**WORK TO COMPLETE**
In the data below, which lines hold the word "median"? Copy them.

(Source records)
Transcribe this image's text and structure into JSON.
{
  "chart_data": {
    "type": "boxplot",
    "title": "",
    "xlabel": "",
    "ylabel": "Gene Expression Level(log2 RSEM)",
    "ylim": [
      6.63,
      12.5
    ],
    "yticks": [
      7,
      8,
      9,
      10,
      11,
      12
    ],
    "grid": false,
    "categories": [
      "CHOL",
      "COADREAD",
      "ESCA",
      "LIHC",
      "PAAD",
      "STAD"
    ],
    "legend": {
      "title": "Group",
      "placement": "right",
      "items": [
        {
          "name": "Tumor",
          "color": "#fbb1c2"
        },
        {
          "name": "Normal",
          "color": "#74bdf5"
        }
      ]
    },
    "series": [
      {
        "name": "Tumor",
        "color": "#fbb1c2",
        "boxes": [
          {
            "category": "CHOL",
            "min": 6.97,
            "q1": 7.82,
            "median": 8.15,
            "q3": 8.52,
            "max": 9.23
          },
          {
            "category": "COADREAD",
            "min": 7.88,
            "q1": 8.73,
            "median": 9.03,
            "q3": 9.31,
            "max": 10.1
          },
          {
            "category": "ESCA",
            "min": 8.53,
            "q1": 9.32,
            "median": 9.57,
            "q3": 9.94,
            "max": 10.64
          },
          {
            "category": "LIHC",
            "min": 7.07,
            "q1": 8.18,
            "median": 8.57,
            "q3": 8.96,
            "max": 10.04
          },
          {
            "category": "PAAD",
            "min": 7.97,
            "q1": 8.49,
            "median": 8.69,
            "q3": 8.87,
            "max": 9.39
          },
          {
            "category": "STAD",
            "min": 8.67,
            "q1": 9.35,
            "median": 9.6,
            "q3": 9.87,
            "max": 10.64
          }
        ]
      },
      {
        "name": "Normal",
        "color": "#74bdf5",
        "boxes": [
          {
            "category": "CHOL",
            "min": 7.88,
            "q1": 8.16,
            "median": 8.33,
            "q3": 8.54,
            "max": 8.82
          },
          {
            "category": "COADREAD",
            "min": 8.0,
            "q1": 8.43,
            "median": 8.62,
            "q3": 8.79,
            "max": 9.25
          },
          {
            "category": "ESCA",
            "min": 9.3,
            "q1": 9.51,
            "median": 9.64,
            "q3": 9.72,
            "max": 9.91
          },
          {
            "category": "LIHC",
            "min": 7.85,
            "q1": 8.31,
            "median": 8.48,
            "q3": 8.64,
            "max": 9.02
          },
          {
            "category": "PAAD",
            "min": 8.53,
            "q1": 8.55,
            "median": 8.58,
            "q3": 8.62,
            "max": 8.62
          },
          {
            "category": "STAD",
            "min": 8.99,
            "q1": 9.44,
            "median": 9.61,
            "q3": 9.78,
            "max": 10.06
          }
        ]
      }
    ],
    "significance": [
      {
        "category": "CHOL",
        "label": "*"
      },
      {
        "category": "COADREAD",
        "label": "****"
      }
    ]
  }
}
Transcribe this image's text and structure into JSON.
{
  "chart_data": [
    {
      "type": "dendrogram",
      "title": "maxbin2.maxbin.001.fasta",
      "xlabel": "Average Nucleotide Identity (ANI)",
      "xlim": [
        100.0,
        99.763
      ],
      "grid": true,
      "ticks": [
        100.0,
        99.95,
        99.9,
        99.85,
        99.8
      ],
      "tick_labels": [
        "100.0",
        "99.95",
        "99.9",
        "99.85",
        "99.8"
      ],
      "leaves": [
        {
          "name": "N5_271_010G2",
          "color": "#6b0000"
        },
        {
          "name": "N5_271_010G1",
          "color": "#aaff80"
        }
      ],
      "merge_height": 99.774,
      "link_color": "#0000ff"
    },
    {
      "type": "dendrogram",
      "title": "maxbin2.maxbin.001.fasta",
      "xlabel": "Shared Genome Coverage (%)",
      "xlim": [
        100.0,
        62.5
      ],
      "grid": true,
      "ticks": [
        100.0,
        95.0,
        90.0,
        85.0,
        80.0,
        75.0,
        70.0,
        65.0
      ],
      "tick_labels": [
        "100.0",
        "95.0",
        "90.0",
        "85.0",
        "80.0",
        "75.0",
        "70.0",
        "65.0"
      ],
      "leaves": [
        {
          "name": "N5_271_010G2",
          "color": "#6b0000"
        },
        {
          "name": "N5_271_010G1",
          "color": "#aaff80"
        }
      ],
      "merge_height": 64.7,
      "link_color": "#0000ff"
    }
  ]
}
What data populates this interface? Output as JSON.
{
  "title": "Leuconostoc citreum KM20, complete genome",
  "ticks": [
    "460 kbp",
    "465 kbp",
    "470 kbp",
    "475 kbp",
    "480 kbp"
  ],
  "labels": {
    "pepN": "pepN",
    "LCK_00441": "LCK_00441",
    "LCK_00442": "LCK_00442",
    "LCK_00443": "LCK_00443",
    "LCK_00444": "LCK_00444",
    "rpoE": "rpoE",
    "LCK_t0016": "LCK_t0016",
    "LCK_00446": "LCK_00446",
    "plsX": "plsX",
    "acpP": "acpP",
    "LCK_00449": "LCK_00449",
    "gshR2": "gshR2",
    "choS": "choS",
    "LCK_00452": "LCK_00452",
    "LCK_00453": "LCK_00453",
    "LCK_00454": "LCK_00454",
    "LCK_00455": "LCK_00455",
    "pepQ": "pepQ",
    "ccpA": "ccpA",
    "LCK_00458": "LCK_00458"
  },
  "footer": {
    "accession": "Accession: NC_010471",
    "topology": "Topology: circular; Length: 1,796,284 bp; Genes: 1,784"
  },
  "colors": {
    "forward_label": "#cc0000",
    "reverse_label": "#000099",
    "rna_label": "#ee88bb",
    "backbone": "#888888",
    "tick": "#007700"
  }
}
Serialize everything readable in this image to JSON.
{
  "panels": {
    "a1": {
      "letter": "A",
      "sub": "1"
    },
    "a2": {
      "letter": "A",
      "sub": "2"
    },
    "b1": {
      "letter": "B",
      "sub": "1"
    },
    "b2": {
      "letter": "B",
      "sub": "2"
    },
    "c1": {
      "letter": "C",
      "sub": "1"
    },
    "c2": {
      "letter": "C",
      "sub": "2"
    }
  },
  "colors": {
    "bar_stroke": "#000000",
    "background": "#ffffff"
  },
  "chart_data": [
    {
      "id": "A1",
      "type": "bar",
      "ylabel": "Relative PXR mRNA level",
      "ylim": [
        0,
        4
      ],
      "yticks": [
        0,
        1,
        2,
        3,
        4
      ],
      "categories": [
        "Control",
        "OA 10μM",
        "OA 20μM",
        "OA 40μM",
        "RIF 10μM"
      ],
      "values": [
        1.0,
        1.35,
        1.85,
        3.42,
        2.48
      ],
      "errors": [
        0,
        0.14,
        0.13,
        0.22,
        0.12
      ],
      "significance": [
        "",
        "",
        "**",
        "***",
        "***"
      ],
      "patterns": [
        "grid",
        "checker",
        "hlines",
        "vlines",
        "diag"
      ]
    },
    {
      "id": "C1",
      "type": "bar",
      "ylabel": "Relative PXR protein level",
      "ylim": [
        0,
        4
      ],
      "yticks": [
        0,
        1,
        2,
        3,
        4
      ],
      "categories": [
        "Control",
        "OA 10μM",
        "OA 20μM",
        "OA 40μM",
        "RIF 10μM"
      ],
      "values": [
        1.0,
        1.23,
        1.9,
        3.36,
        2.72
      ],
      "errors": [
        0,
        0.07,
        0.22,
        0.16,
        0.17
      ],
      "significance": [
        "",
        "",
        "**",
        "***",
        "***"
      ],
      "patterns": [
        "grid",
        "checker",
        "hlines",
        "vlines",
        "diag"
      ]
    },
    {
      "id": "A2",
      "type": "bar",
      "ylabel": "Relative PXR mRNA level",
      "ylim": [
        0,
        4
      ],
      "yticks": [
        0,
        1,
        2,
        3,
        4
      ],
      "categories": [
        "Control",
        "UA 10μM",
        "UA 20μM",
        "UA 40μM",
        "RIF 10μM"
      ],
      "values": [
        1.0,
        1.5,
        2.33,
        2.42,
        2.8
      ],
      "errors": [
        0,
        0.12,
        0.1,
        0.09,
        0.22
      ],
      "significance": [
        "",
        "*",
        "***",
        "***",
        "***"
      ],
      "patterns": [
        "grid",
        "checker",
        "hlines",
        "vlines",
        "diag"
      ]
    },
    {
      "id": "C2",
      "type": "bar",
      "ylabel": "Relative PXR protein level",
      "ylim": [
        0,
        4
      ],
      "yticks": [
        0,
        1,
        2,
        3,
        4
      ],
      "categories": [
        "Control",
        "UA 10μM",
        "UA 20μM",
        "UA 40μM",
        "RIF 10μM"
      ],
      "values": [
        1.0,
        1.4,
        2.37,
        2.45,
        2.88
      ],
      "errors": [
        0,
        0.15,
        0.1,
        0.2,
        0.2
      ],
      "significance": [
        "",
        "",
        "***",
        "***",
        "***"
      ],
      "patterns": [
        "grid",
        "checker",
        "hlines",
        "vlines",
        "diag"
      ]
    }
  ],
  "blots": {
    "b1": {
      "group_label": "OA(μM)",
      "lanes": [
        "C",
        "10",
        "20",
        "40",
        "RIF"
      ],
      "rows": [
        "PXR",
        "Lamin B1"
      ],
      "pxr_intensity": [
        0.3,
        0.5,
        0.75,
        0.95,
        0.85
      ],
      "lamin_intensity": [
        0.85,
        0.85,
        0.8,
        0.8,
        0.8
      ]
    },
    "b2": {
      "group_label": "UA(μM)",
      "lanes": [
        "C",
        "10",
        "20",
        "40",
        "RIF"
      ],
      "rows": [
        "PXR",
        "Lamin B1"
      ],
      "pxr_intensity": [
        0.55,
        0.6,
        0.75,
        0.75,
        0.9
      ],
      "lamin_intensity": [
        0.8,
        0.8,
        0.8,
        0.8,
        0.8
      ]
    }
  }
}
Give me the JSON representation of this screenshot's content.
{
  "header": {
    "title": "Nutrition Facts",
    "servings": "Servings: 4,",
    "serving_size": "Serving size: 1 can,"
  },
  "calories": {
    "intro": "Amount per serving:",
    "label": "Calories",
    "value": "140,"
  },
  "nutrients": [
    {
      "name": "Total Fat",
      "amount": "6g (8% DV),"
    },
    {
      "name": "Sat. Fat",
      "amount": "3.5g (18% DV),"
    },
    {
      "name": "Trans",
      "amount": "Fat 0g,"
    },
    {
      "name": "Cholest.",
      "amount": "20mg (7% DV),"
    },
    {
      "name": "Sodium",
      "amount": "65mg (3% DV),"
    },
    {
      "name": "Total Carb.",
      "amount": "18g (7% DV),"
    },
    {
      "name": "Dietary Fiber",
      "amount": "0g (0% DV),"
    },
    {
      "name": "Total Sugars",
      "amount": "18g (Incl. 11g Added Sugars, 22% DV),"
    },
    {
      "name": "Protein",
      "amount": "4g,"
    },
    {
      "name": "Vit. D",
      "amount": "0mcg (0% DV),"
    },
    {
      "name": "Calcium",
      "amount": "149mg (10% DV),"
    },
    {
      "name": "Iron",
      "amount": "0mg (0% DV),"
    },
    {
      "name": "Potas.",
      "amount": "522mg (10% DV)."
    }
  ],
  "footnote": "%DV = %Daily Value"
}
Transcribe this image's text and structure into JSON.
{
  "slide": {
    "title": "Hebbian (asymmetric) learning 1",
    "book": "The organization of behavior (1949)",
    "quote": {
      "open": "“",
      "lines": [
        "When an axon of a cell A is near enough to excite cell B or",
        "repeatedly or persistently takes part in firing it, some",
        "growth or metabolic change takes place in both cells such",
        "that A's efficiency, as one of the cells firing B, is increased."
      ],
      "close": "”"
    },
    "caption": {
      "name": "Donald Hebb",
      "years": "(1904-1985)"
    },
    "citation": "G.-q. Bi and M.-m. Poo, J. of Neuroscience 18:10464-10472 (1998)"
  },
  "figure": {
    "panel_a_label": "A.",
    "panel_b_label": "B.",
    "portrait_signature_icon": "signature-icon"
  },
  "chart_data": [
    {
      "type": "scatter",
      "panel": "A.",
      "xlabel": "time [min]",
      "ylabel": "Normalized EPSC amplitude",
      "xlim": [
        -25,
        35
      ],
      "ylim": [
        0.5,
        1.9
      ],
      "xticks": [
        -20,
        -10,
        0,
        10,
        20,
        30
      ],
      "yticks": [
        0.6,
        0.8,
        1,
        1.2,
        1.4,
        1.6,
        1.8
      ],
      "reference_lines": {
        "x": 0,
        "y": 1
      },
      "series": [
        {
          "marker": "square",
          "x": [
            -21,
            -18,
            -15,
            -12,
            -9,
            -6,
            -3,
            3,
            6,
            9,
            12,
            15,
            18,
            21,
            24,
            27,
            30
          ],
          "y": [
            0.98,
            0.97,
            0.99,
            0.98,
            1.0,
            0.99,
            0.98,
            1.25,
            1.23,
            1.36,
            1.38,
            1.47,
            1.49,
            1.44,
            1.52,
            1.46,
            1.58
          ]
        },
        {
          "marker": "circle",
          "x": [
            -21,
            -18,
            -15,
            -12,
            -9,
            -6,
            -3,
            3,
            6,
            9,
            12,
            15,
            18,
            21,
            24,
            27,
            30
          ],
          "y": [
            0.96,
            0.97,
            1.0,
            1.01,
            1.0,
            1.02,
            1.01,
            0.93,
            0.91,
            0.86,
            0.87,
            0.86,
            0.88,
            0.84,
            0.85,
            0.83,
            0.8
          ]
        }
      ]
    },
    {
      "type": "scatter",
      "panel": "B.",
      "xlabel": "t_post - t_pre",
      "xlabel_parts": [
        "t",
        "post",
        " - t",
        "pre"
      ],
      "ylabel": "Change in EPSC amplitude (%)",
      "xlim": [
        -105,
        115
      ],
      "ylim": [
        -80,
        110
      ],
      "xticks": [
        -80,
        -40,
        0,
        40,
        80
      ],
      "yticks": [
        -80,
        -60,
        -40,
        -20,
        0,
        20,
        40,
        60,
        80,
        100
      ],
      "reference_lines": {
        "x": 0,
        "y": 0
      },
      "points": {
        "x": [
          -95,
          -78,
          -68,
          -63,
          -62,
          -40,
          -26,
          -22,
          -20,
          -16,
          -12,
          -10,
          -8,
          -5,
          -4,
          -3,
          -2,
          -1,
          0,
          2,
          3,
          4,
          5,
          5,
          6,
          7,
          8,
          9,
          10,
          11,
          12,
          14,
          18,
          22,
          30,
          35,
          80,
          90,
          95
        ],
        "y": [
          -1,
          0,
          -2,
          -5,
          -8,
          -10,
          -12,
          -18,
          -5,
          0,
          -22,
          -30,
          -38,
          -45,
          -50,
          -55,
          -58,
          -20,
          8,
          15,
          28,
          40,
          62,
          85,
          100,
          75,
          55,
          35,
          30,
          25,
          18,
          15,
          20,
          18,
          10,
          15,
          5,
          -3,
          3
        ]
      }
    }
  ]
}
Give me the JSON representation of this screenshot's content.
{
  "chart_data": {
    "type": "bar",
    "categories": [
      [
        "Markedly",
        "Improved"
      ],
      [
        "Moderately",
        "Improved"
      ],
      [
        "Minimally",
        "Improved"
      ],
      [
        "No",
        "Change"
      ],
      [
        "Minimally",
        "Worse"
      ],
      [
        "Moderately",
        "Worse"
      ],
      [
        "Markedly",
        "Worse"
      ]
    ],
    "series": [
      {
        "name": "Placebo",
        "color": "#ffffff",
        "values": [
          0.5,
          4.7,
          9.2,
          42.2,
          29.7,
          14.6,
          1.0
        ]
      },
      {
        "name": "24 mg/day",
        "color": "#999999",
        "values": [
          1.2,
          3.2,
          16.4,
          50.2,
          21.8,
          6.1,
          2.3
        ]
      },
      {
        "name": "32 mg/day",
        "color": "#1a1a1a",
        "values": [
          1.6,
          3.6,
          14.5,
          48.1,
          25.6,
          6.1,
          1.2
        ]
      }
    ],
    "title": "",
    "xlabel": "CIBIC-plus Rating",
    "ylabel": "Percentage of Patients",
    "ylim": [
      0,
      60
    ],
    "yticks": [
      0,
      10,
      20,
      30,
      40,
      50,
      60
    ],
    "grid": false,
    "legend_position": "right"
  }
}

**TASK RESULT**
            "median": 8.15,
            "median": 9.03,
            "median": 9.57,
            "median": 8.57,
            "median": 8.69,
            "median": 9.6,
            "median": 8.33,
            "median": 8.62,
            "median": 9.64,
            "median": 8.48,
            "median": 8.58,
            "median": 9.61,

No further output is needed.